__GOAL__
Can you write out the whole listing exactly?

__RECORD LIST__
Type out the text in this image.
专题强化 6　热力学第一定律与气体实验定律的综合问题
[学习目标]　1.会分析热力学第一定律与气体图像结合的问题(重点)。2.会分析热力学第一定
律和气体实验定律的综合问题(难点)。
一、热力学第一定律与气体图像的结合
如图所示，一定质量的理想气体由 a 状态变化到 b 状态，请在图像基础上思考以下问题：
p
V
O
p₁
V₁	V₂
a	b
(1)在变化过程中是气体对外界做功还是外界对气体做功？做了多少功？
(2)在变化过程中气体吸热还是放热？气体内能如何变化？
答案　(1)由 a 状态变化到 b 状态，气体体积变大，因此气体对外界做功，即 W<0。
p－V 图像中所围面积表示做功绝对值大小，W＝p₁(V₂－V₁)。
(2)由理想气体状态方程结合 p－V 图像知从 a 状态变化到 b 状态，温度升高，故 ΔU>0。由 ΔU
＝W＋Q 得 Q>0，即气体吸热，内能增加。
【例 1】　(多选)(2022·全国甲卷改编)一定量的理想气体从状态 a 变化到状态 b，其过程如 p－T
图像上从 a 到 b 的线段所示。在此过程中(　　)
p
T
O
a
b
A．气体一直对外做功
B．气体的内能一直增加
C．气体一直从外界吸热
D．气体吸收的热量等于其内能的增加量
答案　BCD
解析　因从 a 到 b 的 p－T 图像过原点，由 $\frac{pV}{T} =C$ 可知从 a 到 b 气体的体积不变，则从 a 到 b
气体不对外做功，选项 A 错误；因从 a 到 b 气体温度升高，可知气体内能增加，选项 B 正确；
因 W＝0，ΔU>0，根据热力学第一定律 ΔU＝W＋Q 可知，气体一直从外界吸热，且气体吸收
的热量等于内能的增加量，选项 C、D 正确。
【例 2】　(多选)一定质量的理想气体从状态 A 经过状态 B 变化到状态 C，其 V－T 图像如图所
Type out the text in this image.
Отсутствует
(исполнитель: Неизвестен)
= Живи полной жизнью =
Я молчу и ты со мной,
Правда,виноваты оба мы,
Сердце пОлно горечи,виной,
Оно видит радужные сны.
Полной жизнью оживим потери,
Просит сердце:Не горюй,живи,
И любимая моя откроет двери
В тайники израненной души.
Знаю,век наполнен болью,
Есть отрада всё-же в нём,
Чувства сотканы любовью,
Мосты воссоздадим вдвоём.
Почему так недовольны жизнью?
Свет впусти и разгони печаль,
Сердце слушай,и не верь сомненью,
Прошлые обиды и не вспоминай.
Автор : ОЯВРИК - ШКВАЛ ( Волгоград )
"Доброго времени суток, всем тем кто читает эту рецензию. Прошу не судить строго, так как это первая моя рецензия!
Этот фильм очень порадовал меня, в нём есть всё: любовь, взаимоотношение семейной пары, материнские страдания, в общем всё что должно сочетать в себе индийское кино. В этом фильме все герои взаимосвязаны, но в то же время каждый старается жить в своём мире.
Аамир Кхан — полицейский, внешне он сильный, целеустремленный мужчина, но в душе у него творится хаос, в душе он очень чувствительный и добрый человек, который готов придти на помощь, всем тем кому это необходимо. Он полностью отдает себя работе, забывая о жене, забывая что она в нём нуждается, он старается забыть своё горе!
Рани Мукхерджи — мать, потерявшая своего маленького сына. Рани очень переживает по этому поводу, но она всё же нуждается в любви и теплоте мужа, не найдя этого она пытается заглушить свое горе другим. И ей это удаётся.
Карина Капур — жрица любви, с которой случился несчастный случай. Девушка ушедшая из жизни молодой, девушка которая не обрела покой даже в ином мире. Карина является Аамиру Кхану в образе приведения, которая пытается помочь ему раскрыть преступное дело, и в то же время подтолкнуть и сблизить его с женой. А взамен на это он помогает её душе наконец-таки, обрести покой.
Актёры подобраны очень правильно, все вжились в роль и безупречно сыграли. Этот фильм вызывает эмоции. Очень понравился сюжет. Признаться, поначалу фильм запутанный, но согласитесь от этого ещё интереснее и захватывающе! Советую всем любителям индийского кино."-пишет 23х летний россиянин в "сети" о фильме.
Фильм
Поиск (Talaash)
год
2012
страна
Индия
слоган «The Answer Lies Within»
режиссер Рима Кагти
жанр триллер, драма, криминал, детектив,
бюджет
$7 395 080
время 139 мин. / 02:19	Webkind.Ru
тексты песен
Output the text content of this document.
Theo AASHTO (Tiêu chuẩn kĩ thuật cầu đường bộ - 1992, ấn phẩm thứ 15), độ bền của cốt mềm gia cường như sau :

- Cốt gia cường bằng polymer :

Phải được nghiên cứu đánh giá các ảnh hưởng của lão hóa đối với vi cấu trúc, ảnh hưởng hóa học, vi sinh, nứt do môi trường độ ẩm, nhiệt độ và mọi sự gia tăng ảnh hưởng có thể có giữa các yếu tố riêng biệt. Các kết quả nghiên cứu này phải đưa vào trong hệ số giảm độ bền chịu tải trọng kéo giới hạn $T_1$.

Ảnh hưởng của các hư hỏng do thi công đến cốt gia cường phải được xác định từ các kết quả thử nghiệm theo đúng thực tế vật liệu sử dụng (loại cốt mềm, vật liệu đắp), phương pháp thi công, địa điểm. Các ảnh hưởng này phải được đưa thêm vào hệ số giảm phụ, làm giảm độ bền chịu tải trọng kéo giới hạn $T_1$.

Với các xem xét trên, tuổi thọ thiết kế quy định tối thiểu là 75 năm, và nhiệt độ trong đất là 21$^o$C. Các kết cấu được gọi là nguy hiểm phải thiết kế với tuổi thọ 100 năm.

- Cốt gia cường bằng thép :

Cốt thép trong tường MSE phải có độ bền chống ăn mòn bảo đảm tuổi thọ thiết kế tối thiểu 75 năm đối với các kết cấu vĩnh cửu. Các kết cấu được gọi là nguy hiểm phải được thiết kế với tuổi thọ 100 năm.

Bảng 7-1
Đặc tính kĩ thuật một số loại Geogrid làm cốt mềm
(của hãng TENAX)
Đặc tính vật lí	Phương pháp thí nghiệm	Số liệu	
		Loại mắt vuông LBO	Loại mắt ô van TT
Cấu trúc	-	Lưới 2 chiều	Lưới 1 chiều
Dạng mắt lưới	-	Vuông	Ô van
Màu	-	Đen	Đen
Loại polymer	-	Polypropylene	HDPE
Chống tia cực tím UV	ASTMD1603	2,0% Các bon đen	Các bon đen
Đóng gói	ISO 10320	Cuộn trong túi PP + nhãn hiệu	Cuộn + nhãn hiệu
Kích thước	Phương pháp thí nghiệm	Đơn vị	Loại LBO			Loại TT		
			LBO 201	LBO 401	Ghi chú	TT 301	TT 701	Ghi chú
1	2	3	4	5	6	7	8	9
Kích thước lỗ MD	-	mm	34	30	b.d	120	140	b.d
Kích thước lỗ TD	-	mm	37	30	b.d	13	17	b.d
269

__COMPLETED EXERCISE__
Type out the text in this image.
专题强化 6　热力学第一定律与气体实验定律的综合问题
[学习目标]　1.会分析热力学第一定律与气体图像结合的问题(重点)。2.会分析热力学第一定
律和气体实验定律的综合问题(难点)。
一、热力学第一定律与气体图像的结合
如图所示，一定质量的理想气体由 a 状态变化到 b 状态，请在图像基础上思考以下问题：
p
V
O
p₁
V₁	V₂
a	b
(1)在变化过程中是气体对外界做功还是外界对气体做功？做了多少功？
(2)在变化过程中气体吸热还是放热？气体内能如何变化？
答案　(1)由 a 状态变化到 b 状态，气体体积变大，因此气体对外界做功，即 W<0。
p－V 图像中所围面积表示做功绝对值大小，W＝p₁(V₂－V₁)。
(2)由理想气体状态方程结合 p－V 图像知从 a 状态变化到 b 状态，温度升高，故 ΔU>0。由 ΔU
＝W＋Q 得 Q>0，即气体吸热，内能增加。
【例 1】　(多选)(2022·全国甲卷改编)一定量的理想气体从状态 a 变化到状态 b，其过程如 p－T
图像上从 a 到 b 的线段所示。在此过程中(　　)
p
T
O
a
b
A．气体一直对外做功
B．气体的内能一直增加
C．气体一直从外界吸热
D．气体吸收的热量等于其内能的增加量
答案　BCD
解析　因从 a 到 b 的 p－T 图像过原点，由 $\frac{pV}{T} =C$ 可知从 a 到 b 气体的体积不变，则从 a 到 b
气体不对外做功，选项 A 错误；因从 a 到 b 气体温度升高，可知气体内能增加，选项 B 正确；
因 W＝0，ΔU>0，根据热力学第一定律 ΔU＝W＋Q 可知，气体一直从外界吸热，且气体吸收
的热量等于内能的增加量，选项 C、D 正确。
【例 2】　(多选)一定质量的理想气体从状态 A 经过状态 B 变化到状态 C，其 V－T 图像如图所
Type out the text in this image.
Отсутствует
(исполнитель: Неизвестен)
= Живи полной жизнью =
Я молчу и ты со мной,
Правда,виноваты оба мы,
Сердце пОлно горечи,виной,
Оно видит радужные сны.
Полной жизнью оживим потери,
Просит сердце:Не горюй,живи,
И любимая моя откроет двери
В тайники израненной души.
Знаю,век наполнен болью,
Есть отрада всё-же в нём,
Чувства сотканы любовью,
Мосты воссоздадим вдвоём.
Почему так недовольны жизнью?
Свет впусти и разгони печаль,
Сердце слушай,и не верь сомненью,
Прошлые обиды и не вспоминай.
Автор : ОЯВРИК - ШКВАЛ ( Волгоград )
"Доброго времени суток, всем тем кто читает эту рецензию. Прошу не судить строго, так как это первая моя рецензия!
Этот фильм очень порадовал меня, в нём есть всё: любовь, взаимоотношение семейной пары, материнские страдания, в общем всё что должно сочетать в себе индийское кино. В этом фильме все герои взаимосвязаны, но в то же время каждый старается жить в своём мире.
Аамир Кхан — полицейский, внешне он сильный, целеустремленный мужчина, но в душе у него творится хаос, в душе он очень чувствительный и добрый человек, который готов придти на помощь, всем тем кому это необходимо. Он полностью отдает себя работе, забывая о жене, забывая что она в нём нуждается, он старается забыть своё горе!
Рани Мукхерджи — мать, потерявшая своего маленького сына. Рани очень переживает по этому поводу, но она всё же нуждается в любви и теплоте мужа, не найдя этого она пытается заглушить свое горе другим. И ей это удаётся.
Карина Капур — жрица любви, с которой случился несчастный случай. Девушка ушедшая из жизни молодой, девушка которая не обрела покой даже в ином мире. Карина является Аамиру Кхану в образе приведения, которая пытается помочь ему раскрыть преступное дело, и в то же время подтолкнуть и сблизить его с женой. А взамен на это он помогает её душе наконец-таки, обрести покой.
Актёры подобраны очень правильно, все вжились в роль и безупречно сыграли. Этот фильм вызывает эмоции. Очень понравился сюжет. Признаться, поначалу фильм запутанный, но согласитесь от этого ещё интереснее и захватывающе! Советую всем любителям индийского кино."-пишет 23х летний россиянин в "сети" о фильме.
Фильм
Поиск (Talaash)
год
2012
страна
Индия
слоган «The Answer Lies Within»
режиссер Рима Кагти
жанр триллер, драма, криминал, детектив,
бюджет
$7 395 080
время 139 мин. / 02:19	Webkind.Ru
тексты песен
Output the text content of this document.
Theo AASHTO (Tiêu chuẩn kĩ thuật cầu đường bộ - 1992, ấn phẩm thứ 15), độ bền của cốt mềm gia cường như sau :

- Cốt gia cường bằng polymer :

Phải được nghiên cứu đánh giá các ảnh hưởng của lão hóa đối với vi cấu trúc, ảnh hưởng hóa học, vi sinh, nứt do môi trường độ ẩm, nhiệt độ và mọi sự gia tăng ảnh hưởng có thể có giữa các yếu tố riêng biệt. Các kết quả nghiên cứu này phải đưa vào trong hệ số giảm độ bền chịu tải trọng kéo giới hạn $T_1$.

Ảnh hưởng của các hư hỏng do thi công đến cốt gia cường phải được xác định từ các kết quả thử nghiệm theo đúng thực tế vật liệu sử dụng (loại cốt mềm, vật liệu đắp), phương pháp thi công, địa điểm. Các ảnh hưởng này phải được đưa thêm vào hệ số giảm phụ, làm giảm độ bền chịu tải trọng kéo giới hạn $T_1$.

Với các xem xét trên, tuổi thọ thiết kế quy định tối thiểu là 75 năm, và nhiệt độ trong đất là 21$^o$C. Các kết cấu được gọi là nguy hiểm phải thiết kế với tuổi thọ 100 năm.

- Cốt gia cường bằng thép :

Cốt thép trong tường MSE phải có độ bền chống ăn mòn bảo đảm tuổi thọ thiết kế tối thiểu 75 năm đối với các kết cấu vĩnh cửu. Các kết cấu được gọi là nguy hiểm phải được thiết kế với tuổi thọ 100 năm.

Bảng 7-1
Đặc tính kĩ thuật một số loại Geogrid làm cốt mềm
(của hãng TENAX)
Đặc tính vật lí	Phương pháp thí nghiệm	Số liệu	
		Loại mắt vuông LBO	Loại mắt ô van TT
Cấu trúc	-	Lưới 2 chiều	Lưới 1 chiều
Dạng mắt lưới	-	Vuông	Ô van
Màu	-	Đen	Đen
Loại polymer	-	Polypropylene	HDPE
Chống tia cực tím UV	ASTMD1603	2,0% Các bon đen	Các bon đen
Đóng gói	ISO 10320	Cuộn trong túi PP + nhãn hiệu	Cuộn + nhãn hiệu
Kích thước	Phương pháp thí nghiệm	Đơn vị	Loại LBO			Loại TT		
			LBO 201	LBO 401	Ghi chú	TT 301	TT 701	Ghi chú
1	2	3	4	5	6	7	8	9
Kích thước lỗ MD	-	mm	34	30	b.d	120	140	b.d
Kích thước lỗ TD	-	mm	37	30	b.d	13	17	b.d
269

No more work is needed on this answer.